▸ Exercise details:
Repeat the full listing, word for word.

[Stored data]
* * * * *
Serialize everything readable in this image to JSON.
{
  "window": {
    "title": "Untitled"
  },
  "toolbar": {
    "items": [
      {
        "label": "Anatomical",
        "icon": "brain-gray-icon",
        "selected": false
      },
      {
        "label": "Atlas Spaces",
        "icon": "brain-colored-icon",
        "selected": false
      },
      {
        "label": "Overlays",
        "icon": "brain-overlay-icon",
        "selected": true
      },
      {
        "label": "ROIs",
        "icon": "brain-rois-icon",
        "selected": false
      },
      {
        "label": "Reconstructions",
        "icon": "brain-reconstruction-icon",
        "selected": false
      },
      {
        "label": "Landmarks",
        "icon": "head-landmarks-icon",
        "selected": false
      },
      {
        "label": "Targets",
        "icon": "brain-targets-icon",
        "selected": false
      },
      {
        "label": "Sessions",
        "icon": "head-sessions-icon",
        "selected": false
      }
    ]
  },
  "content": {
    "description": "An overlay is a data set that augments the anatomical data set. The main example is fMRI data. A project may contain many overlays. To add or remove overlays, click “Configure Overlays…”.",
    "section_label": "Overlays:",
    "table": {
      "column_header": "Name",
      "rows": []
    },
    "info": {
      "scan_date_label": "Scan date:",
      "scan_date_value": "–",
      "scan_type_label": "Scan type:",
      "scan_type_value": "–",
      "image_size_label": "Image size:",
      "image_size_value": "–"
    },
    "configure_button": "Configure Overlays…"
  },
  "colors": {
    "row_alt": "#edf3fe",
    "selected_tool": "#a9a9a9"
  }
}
* * * * *
▸ Written answer:
Serialize everything readable in this image to JSON.
{
  "window": {
    "title": "Untitled"
  },
  "toolbar": {
    "items": [
      {
        "label": "Anatomical",
        "icon": "brain-gray-icon",
        "selected": false
      },
      {
        "label": "Atlas Spaces",
        "icon": "brain-colored-icon",
        "selected": false
      },
      {
        "label": "Overlays",
        "icon": "brain-overlay-icon",
        "selected": true
      },
      {
        "label": "ROIs",
        "icon": "brain-rois-icon",
        "selected": false
      },
      {
        "label": "Reconstructions",
        "icon": "brain-reconstruction-icon",
        "selected": false
      },
      {
        "label": "Landmarks",
        "icon": "head-landmarks-icon",
        "selected": false
      },
      {
        "label": "Targets",
        "icon": "brain-targets-icon",
        "selected": false
      },
      {
        "label": "Sessions",
        "icon": "head-sessions-icon",
        "selected": false
      }
    ]
  },
  "content": {
    "description": "An overlay is a data set that augments the anatomical data set. The main example is fMRI data. A project may contain many overlays. To add or remove overlays, click “Configure Overlays…”.",
    "section_label": "Overlays:",
    "table": {
      "column_header": "Name",
      "rows": []
    },
    "info": {
      "scan_date_label": "Scan date:",
      "scan_date_value": "–",
      "scan_type_label": "Scan type:",
      "scan_type_value": "–",
      "image_size_label": "Image size:",
      "image_size_value": "–"
    },
    "configure_button": "Configure Overlays…"
  },
  "colors": {
    "row_alt": "#edf3fe",
    "selected_tool": "#a9a9a9"
  }
}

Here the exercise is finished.